[Directive A]: In the album reviews, what does the opening title track's anecdote describe?
[Directive B]: In the album reviews, substitute "lush" for "gorgeous" and reproduce the passage from "Specialists/collaborators reviews" up to and including "of that sandwich.".
[Directive C]: Proceed with the album reviews from the point at which they stop.

Specialists/collaborators reviews

Warthur
With the opening title track regaling us with an anecdote about falling ill with the flu as a child, it's no surprise that Porcupine Tree's Lightbulb Sun has a rather doped-out, feverish tone to it. With gorgeous vocal harmonies on psychedelic progressive pop gems like Shesmovedon and extended ambient space rock workouts like Russia On Ice, the album refines and develops the approach of Stupid Dream, whilst at the same time some of Steven Wilson's guitar work begins to lean in a harsh, buzzing heavy metal direction prefiguring the band's radical transformation on In Absentia. If you liked Stupid Dream, this is the second half of that sandwich.
Unitron
Adorned with a solemn textless album cover, Porcupine Tree's Lightbulb Sun is one of the best alternative rock albums out there. It's an album that exudes depressive as well as bittersweet melodies and instrumentation, and has enough metal to give it an aggressive edge when needed. By this time, Porcupine Tree had just about completely discarded the wonky psychedelic rock of their first few albums and made a smooth transition into the alternative rock/metal sound they're known for today.

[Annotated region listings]
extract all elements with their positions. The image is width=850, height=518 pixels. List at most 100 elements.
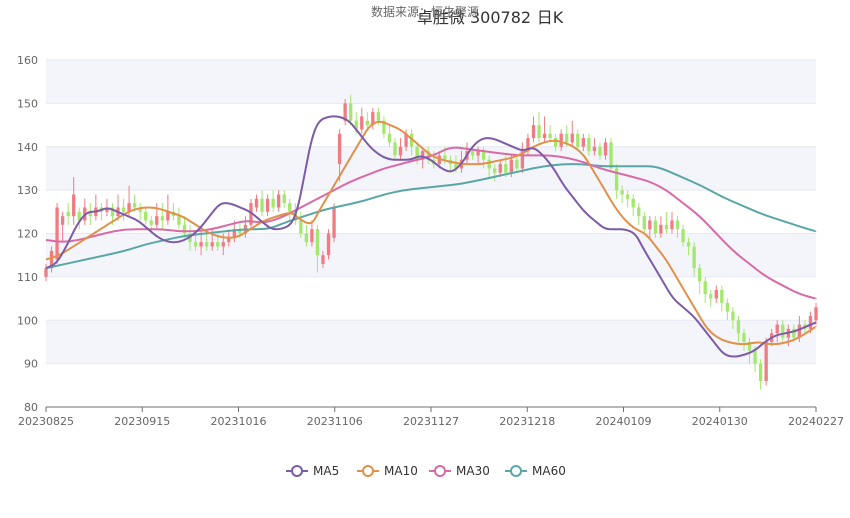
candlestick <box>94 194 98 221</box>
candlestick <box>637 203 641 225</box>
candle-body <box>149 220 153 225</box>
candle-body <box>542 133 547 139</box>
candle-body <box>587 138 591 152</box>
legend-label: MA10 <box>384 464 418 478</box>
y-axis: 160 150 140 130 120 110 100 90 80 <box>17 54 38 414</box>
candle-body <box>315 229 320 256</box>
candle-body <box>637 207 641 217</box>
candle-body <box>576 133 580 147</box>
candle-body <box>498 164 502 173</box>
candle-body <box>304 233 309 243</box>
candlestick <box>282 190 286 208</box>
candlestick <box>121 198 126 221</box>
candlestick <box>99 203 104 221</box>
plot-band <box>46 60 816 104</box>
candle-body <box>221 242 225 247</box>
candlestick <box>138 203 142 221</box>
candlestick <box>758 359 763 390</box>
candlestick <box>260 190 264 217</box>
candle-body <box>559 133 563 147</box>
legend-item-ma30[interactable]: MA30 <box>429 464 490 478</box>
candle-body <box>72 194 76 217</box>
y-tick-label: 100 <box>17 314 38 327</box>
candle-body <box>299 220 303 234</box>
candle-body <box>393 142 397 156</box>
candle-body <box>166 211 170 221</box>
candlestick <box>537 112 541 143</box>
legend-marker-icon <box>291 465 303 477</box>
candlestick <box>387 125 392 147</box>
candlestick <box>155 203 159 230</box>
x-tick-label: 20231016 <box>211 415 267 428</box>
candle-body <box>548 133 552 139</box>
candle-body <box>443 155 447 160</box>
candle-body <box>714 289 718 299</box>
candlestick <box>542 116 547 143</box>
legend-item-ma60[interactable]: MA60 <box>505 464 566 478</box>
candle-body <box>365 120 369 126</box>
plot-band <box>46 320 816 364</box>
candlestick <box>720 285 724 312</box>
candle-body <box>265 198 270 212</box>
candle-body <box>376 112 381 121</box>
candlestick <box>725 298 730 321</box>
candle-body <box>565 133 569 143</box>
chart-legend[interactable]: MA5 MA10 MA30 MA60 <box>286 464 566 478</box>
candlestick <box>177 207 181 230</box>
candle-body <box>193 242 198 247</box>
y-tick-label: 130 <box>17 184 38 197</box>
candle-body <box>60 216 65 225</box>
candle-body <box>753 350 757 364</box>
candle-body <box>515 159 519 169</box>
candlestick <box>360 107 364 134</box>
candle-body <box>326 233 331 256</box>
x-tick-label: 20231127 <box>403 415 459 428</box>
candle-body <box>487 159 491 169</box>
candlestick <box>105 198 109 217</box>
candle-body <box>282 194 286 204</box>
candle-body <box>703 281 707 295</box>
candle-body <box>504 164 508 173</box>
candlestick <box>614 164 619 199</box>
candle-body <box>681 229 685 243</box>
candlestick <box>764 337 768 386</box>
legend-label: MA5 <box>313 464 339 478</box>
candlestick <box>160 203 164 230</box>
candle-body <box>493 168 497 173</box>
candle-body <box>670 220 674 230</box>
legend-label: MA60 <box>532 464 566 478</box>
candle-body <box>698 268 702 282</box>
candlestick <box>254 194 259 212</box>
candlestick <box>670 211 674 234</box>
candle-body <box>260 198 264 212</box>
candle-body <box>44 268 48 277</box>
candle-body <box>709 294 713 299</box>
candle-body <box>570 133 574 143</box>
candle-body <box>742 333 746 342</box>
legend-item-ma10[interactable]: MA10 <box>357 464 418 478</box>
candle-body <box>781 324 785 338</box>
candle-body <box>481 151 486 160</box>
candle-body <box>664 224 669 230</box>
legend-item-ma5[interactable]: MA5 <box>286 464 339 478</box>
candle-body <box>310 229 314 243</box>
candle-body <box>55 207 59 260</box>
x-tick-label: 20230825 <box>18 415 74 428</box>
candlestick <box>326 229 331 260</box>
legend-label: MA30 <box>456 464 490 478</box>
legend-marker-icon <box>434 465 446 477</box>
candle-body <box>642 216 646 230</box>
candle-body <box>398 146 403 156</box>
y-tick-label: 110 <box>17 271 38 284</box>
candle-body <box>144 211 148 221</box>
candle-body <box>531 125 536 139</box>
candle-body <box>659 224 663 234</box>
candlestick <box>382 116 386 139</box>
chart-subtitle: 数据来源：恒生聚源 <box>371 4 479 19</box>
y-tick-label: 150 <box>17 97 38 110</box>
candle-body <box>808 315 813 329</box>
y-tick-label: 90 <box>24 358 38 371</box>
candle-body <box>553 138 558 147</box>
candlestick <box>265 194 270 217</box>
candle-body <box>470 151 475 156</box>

...

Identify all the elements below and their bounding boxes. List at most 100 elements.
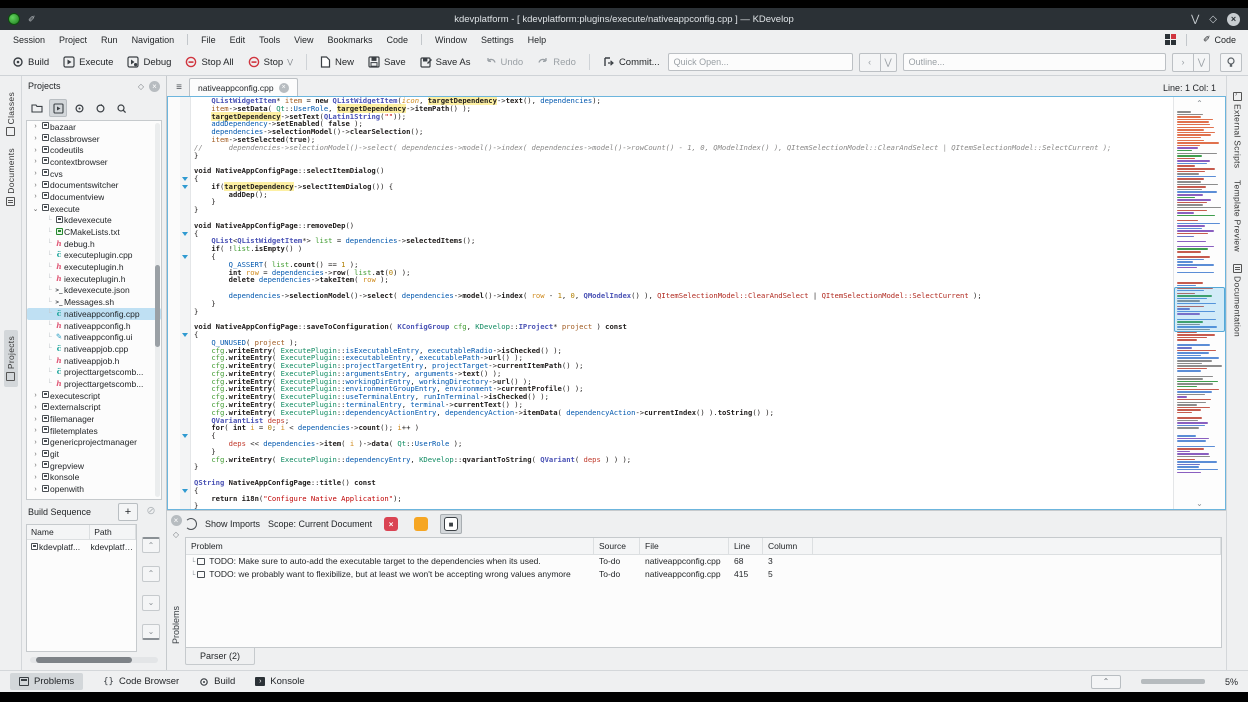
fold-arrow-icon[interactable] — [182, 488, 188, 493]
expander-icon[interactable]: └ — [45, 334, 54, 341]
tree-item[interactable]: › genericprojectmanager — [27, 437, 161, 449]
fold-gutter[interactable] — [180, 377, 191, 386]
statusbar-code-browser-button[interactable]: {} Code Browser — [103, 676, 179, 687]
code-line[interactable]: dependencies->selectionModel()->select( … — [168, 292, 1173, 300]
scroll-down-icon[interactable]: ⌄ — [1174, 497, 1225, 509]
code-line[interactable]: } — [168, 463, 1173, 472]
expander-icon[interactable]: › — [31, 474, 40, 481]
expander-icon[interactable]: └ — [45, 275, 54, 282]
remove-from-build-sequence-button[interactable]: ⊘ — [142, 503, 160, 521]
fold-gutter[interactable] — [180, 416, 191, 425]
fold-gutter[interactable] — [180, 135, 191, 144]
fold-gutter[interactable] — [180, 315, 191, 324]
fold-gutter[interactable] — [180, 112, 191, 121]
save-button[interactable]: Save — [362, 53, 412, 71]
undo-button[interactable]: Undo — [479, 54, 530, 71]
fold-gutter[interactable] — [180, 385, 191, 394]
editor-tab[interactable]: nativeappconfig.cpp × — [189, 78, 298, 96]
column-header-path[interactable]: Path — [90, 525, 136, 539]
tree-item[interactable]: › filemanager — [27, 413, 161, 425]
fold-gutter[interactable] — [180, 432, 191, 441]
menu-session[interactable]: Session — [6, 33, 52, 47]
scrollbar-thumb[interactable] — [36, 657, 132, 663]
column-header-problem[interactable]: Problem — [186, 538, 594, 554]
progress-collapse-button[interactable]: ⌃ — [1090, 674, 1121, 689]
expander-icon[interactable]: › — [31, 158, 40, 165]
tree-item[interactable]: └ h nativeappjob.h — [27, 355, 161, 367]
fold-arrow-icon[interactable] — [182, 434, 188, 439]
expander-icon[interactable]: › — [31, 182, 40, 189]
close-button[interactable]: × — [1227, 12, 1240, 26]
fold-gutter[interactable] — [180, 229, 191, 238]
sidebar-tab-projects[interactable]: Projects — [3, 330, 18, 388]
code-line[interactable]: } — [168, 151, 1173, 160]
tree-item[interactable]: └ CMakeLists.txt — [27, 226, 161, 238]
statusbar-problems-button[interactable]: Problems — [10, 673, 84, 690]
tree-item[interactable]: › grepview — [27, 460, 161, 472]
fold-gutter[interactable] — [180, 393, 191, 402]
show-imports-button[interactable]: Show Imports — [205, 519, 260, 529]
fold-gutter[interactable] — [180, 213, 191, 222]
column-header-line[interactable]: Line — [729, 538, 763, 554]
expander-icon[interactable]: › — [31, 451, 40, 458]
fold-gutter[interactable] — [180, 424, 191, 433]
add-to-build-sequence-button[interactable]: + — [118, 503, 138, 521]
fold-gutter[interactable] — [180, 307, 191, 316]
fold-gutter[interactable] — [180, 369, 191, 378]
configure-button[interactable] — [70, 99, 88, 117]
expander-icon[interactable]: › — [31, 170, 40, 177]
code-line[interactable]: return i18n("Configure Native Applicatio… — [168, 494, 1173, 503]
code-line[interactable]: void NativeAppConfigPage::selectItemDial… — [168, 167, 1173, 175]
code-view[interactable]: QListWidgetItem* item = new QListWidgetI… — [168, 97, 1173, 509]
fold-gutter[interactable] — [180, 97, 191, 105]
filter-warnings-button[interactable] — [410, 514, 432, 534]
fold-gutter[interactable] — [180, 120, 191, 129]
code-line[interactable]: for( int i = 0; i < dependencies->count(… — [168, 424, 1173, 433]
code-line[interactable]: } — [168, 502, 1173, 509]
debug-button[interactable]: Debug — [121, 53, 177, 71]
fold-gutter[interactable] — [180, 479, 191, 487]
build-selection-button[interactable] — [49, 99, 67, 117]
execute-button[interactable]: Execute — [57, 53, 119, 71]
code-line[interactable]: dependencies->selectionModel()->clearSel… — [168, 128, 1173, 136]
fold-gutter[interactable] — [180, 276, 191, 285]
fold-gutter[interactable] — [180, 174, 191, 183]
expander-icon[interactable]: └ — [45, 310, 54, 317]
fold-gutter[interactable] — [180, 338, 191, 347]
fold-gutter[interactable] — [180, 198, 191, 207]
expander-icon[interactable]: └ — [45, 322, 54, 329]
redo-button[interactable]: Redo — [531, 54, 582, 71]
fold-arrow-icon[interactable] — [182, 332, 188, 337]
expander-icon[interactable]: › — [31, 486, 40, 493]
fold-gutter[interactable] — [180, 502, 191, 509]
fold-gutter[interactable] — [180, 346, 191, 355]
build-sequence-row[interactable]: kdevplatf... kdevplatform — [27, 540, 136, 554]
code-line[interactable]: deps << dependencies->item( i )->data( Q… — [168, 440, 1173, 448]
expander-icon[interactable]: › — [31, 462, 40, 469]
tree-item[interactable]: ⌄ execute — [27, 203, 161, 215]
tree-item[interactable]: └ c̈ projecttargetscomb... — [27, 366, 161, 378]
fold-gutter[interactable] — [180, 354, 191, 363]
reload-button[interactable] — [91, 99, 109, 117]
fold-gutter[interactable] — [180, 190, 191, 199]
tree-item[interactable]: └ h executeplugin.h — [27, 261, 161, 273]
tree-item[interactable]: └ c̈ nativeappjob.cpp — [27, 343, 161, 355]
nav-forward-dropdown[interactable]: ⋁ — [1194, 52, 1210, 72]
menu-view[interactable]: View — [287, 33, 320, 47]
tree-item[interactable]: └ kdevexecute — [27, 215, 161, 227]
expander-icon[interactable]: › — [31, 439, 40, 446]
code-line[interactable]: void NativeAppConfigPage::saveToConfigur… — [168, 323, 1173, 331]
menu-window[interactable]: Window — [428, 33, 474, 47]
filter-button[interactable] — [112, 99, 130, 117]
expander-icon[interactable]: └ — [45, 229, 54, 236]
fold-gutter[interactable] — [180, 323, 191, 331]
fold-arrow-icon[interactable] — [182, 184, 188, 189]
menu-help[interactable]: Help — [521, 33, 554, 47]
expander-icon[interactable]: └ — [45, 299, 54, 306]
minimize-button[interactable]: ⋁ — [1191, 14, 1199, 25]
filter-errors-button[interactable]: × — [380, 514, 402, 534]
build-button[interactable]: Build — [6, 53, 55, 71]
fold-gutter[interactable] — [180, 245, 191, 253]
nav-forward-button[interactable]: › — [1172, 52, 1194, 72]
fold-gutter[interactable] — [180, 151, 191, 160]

[Final answer A]: Falling ill with the flu as a child.

[Final answer B]:
Specialists/collaborators reviews

Warthur
With the opening title track regaling us with an anecdote about falling ill with the flu as a child, it's no surprise that Porcupine Tree's Lightbulb Sun has a rather doped-out, feverish tone to it. With lush vocal harmonies on psychedelic progressive pop gems like Shesmovedon and extended ambient space rock workouts like Russia On Ice, the album refines and develops the approach of Stupid Dream, whilst at the same time some of Steven Wilson's guitar work begins to lean in a harsh, buzzing heavy metal direction prefiguring the band's radical transformation on In Absentia. If you liked Stupid Dream, this is the second half of that sandwich.

[Final answer C]:
Comparisons to bands like Pink Floyd, Live, and Toad the Wet Sprocket would be fair, but the band does really have their own unique sound here. There are spacey remnants of their early albums, but they have now taken form as an atmospheric backdrop to a depressive yet bittersweet alternative rock sound, which really benefits the mood of the album. "Shesmovedon" is a perfect example of this, as the song switches from a melancholic plod to harmonious melody during the chorus. The epic track "Russia on Ice" lands mostly on the depressive end, but builds up to a colossal metal thrashing at the end with a spacey orchestral backdrop. I must give a mention to Chris Maitland's drumming at the end of this track, which is just through the roof. Why he's so overlooked when talking about greatest rock/metal drummers, I'll never understand.

Lightbulb Sun is a good album to listen to in whole, as the lengthy-titled "Last Chance to Evacuate Planet Earth Before It is Recycled" doesn't really stand on it's own very well. However, it works when in context with the entire album. As far as highlights go, excluding the ones previously mentioned, the dreary piano ballad "How is Your Life Today?" is certainly one. The fun snarky poke at the music industry "Four Chords that Made a Million" is as well, and is probably the only moment on the album that's not layered with feelings of loneliness and depression. The bass-heavy "Hatesong" and the nice heavy/serene contrast of the title cut are among my favorites as well.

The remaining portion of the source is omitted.